Go through the listing and copy each line with the string "الظرف".
* * * *
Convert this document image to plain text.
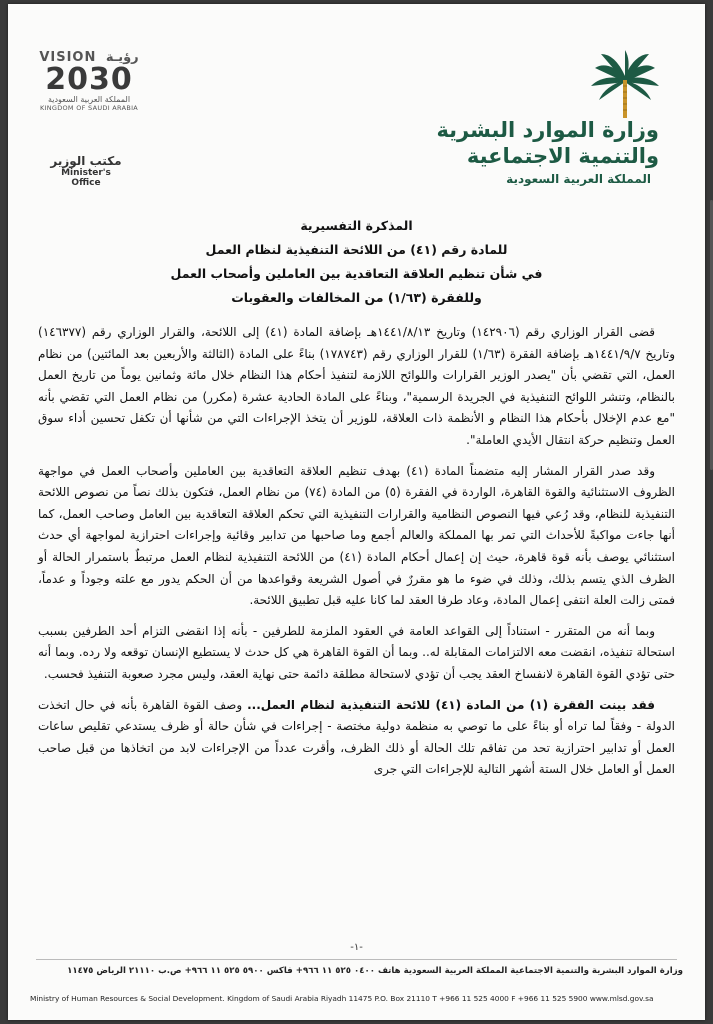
VISION رؤيـة
2030
المملكة العربية السعودية
KINGDOM OF SAUDI ARABIA
مكتب الوزير
Minister's Office
وزارة الموارد البشرية
والتنمية الاجتماعية
المملكة العربية السعودية
المذكرة التفسيرية
للمادة رقم (٤١) من اللائحة التنفيذية لنظام العمل
في شأن تنظيم العلاقة التعاقدية بين العاملين وأصحاب العمل
وللفقرة (١/٦٣) من المخالفات والعقوبات

قضى القرار الوزاري رقم (١٤٢٩٠٦) وتاريخ ١٤٤١/٨/١٣هـ بإضافة المادة (٤١) إلى اللائحة، والقرار الوزاري رقم (١٤٦٣٧٧) وتاريخ ١٤٤١/٩/٧هـ بإضافة الفقرة (١/٦٣) للقرار الوزاري رقم (١٧٨٧٤٣) بناءً على المادة (الثالثة والأربعين بعد المائتين) من نظام العمل، التي تقضي بأن "يصدر الوزير القرارات واللوائح اللازمة لتنفيذ أحكام هذا النظام خلال مائة وثمانين يوماً من تاريخ العمل بالنظام، وتنشر اللوائح التنفيذية في الجريدة الرسمية"، وبناءً على المادة الحادية عشرة (مكرر) من نظام العمل التي تقضي بأنه "مع عدم الإخلال بأحكام هذا النظام و الأنظمة ذات العلاقة، للوزير أن يتخذ الإجراءات التي من شأنها أن تكفل تحسين أداء سوق العمل وتنظيم حركة انتقال الأيدي العاملة".

وقد صدر القرار المشار إليه متضمناً المادة (٤١) بهدف تنظيم العلاقة التعاقدية بين العاملين وأصحاب العمل في مواجهة الظروف الاستثنائية والقوة القاهرة، الواردة في الفقرة (٥) من المادة (٧٤) من نظام العمل، فتكون بذلك نصاً من نصوص اللائحة التنفيذية للنظام، وقد رُعي فيها النصوص النظامية والقرارات التنفيذية التي تحكم العلاقة التعاقدية بين العامل وصاحب العمل، كما أنها جاءت مواكبةً للأحداث التي تمر بها المملكة والعالم أجمع وما صاحبها من تدابير وقائية وإجراءات احترازية لمواجهة أي حدث استثنائي يوصف بأنه قوة قاهرة، حيث إن إعمال أحكام المادة (٤١) من اللائحة التنفيذية لنظام العمل مرتبطٌ باستمرار الحالة أو الظرف الذي يتسم بذلك، وذلك في ضوء ما هو مقررٌ في أصول الشريعة وقواعدها من أن الحكم يدور مع علته وجوداً و عدماً، فمتى زالت العلة انتفى إعمال المادة، وعاد طرفا العقد لما كانا عليه قبل تطبيق اللائحة.

وبما أنه من المتقرر - استناداً إلى القواعد العامة في العقود الملزمة للطرفين - بأنه إذا انقضى التزام أحد الطرفين بسبب استحالة تنفيذه، انقضت معه الالتزامات المقابلة له.. وبما أن القوة القاهرة هي كل حدث لا يستطيع الإنسان توقعه ولا رده. وبما أنه حتى تؤدي القوة القاهرة لانفساخ العقد يجب أن تؤدي لاستحالة مطلقة دائمة حتى نهاية العقد، وليس مجرد صعوبة التنفيذ فحسب.

فقد بينت الفقرة (١) من المادة (٤١) للائحة التنفيذية لنظام العمل... وصف القوة القاهرة بأنه في حال اتخذت الدولة - وفقاً لما تراه أو بناءً على ما توصي به منظمة دولية مختصة - إجراءات في شأن حالة أو ظرف يستدعي تقليص ساعات العمل أو تدابير احترازية تحد من تفاقم تلك الحالة أو ذلك الظرف، وأقرت عدداً من الإجراءات لابد من اتخاذها من قبل صاحب العمل أو العامل خلال الستة أشهر التالية للإجراءات التي جرى

-١-
وزارة الموارد البشرية والتنمية الاجتماعية المملكة العربية السعودية هاتف ٠٤٠٠ ٥٢٥ ١١ ٩٦٦+ فاكس ٥٩٠٠ ٥٢٥ ١١ ٩٦٦+ ص.ب ٢١١١٠ الرياض ١١٤٧٥
Ministry of Human Resources & Social Development. Kingdom of Saudi Arabia Riyadh 11475 P.O. Box 21110 T +966 11 525 4000 F +966 11 525 5900 www.mlsd.gov.sa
* * * *
● **Exercise result**
وقد صدر القرار المشار إليه متضمناً المادة (٤١) بهدف تنظيم العلاقة التعاقدية بين العاملين وأصحاب العمل في مواجهة الظروف الاستثنائية والقوة القاهرة، الواردة في الفقرة (٥) من المادة (٧٤) من نظام العمل، فتكون بذلك نصاً من نصوص اللائحة التنفيذية للنظام، وقد رُعي فيها النصوص النظامية والقرارات التنفيذية التي تحكم العلاقة التعاقدية بين العامل وصاحب العمل، كما أنها جاءت مواكبةً للأحداث التي تمر بها المملكة والعالم أجمع وما صاحبها من تدابير وقائية وإجراءات احترازية لمواجهة أي حدث استثنائي يوصف بأنه قوة قاهرة، حيث إن إعمال أحكام المادة (٤١) من اللائحة التنفيذية لنظام العمل مرتبطٌ باستمرار الحالة أو الظرف الذي يتسم بذلك، وذلك في ضوء ما هو مقررٌ في أصول الشريعة وقواعدها من أن الحكم يدور مع علته وجوداً و عدماً، فمتى زالت العلة انتفى إعمال المادة، وعاد طرفا العقد لما كانا عليه قبل تطبيق اللائحة.
فقد بينت الفقرة (١) من المادة (٤١) للائحة التنفيذية لنظام العمل... وصف القوة القاهرة بأنه في حال اتخذت الدولة - وفقاً لما تراه أو بناءً على ما توصي به منظمة دولية مختصة - إجراءات في شأن حالة أو ظرف يستدعي تقليص ساعات العمل أو تدابير احترازية تحد من تفاقم تلك الحالة أو ذلك الظرف، وأقرت عدداً من الإجراءات لابد من اتخاذها من قبل صاحب العمل أو العامل خلال الستة أشهر التالية للإجراءات التي جرى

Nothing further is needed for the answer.